-- YOUR GOAL --
Return all lines below containing the word "will".
== LISTED RECORDS
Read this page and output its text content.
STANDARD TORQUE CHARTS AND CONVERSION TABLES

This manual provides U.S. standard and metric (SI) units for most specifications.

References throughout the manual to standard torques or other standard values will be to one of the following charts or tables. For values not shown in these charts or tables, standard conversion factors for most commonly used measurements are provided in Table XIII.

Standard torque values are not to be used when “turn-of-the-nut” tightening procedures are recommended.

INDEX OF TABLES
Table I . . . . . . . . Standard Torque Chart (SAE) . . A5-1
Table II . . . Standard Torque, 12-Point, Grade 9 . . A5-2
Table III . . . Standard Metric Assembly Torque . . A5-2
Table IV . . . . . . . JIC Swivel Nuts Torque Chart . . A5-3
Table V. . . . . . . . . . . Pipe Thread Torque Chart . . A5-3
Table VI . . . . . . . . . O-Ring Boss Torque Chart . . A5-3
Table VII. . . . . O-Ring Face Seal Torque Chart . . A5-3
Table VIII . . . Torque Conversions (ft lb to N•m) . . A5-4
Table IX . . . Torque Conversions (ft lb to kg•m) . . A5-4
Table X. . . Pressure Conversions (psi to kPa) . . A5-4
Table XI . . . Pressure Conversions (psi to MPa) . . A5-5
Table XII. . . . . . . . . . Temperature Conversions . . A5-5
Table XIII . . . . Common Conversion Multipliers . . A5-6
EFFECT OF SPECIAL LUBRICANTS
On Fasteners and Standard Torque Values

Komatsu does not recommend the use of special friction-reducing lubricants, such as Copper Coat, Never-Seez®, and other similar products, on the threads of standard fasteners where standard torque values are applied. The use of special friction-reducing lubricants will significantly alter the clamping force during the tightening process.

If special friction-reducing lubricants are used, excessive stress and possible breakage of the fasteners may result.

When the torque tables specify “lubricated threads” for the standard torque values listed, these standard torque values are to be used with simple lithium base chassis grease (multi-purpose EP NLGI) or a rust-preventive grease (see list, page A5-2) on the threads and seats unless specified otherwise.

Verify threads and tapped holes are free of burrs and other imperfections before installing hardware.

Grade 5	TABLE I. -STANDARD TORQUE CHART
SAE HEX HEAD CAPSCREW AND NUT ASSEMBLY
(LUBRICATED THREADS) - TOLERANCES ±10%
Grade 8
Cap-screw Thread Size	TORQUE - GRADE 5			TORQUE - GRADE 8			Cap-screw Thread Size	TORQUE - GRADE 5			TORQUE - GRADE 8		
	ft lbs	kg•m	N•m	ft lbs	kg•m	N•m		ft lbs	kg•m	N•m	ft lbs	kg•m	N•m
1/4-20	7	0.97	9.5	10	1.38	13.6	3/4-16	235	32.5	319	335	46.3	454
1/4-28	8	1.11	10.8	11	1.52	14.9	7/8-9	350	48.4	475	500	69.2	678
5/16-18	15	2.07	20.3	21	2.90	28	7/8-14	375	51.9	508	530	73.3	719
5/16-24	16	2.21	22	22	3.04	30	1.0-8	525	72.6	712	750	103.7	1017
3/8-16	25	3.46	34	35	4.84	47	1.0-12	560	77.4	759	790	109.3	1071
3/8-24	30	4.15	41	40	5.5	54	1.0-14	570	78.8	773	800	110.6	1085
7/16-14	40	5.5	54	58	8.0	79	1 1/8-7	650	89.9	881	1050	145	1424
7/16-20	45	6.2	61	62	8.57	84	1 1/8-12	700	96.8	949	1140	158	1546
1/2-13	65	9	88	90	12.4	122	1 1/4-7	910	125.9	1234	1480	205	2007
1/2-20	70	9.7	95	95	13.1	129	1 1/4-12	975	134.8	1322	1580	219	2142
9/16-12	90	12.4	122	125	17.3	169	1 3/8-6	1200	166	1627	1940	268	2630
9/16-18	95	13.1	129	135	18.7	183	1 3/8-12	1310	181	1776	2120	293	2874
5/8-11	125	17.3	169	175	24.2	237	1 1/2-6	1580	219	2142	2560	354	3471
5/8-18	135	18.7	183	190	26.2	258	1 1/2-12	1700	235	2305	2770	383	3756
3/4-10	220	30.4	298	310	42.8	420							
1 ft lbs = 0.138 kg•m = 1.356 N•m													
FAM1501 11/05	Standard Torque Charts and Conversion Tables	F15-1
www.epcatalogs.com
====
-- RESPONSE TO THE TASK --
References throughout the manual to standard torques or other standard values will be to one of the following charts or tables. For values not shown in these charts or tables, standard conversion factors for most commonly used measurements are provided in Table XIII.
Komatsu does not recommend the use of special friction-reducing lubricants, such as Copper Coat, Never-Seez®, and other similar products, on the threads of standard fasteners where standard torque values are applied. The use of special friction-reducing lubricants will significantly alter the clamping force during the tightening process.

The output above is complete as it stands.